Data items:
● ● ●
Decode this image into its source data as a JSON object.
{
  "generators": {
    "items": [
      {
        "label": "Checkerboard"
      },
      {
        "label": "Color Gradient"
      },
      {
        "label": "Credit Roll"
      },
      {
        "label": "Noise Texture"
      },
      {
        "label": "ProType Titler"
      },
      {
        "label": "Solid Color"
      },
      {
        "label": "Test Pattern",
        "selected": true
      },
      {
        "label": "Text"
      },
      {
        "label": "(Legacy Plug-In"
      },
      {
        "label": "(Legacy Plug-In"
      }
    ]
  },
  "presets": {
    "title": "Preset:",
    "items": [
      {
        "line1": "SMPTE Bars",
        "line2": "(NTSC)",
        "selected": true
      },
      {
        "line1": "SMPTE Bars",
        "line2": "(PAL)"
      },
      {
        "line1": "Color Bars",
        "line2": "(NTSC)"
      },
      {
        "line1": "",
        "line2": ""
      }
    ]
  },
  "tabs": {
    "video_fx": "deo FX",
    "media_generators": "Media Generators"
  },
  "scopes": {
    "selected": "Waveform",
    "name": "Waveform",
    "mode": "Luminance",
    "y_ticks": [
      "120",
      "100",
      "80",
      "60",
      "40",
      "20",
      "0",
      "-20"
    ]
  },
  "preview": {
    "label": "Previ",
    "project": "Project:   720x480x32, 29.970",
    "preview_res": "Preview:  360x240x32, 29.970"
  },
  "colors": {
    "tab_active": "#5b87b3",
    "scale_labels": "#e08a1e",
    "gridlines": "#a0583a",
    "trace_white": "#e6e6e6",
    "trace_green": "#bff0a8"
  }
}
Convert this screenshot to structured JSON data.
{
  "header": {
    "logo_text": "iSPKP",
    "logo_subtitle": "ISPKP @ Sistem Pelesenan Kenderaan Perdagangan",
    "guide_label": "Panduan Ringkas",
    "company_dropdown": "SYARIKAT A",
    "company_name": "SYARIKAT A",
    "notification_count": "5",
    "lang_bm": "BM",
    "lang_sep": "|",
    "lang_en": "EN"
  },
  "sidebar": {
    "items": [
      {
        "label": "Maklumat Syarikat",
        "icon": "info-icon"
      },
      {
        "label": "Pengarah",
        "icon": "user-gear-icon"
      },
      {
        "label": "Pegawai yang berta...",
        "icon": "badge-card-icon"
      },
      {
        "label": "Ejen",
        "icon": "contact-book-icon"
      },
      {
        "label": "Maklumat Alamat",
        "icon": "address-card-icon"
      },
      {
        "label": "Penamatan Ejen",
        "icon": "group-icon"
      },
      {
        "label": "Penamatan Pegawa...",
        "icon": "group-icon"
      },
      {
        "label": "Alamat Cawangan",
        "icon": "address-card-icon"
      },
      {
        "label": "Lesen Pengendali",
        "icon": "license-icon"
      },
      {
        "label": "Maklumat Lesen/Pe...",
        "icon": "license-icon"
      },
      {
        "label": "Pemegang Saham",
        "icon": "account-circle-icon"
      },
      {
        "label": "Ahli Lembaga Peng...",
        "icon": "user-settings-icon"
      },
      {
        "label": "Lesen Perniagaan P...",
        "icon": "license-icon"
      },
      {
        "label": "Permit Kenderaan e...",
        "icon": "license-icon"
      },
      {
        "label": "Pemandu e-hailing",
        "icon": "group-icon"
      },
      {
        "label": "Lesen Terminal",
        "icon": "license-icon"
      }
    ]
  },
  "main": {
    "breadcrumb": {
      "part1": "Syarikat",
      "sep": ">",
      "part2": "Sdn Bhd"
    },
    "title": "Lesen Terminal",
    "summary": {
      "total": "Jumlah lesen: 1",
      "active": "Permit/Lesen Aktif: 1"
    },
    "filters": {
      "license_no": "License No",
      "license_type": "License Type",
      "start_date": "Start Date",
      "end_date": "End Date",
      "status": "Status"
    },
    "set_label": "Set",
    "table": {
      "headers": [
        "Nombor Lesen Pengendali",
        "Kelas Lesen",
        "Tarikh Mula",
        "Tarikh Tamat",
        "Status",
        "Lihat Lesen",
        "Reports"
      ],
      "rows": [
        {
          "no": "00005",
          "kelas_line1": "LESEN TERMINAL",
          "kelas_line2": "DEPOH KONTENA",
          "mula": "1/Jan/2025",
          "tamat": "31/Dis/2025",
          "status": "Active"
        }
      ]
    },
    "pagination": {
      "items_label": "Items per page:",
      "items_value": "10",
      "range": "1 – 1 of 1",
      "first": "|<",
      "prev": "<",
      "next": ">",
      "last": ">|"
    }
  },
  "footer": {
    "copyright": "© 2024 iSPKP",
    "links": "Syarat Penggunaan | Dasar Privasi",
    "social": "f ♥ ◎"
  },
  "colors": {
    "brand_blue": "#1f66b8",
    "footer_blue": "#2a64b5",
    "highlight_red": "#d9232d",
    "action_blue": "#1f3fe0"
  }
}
● ● ●
What is required:
Track down every line holding the string "Kenderaan" and copy it.

Response to the exercise:
    "logo_subtitle": "ISPKP @ Sistem Pelesenan Kenderaan Perdagangan",
        "label": "Permit Kenderaan e...",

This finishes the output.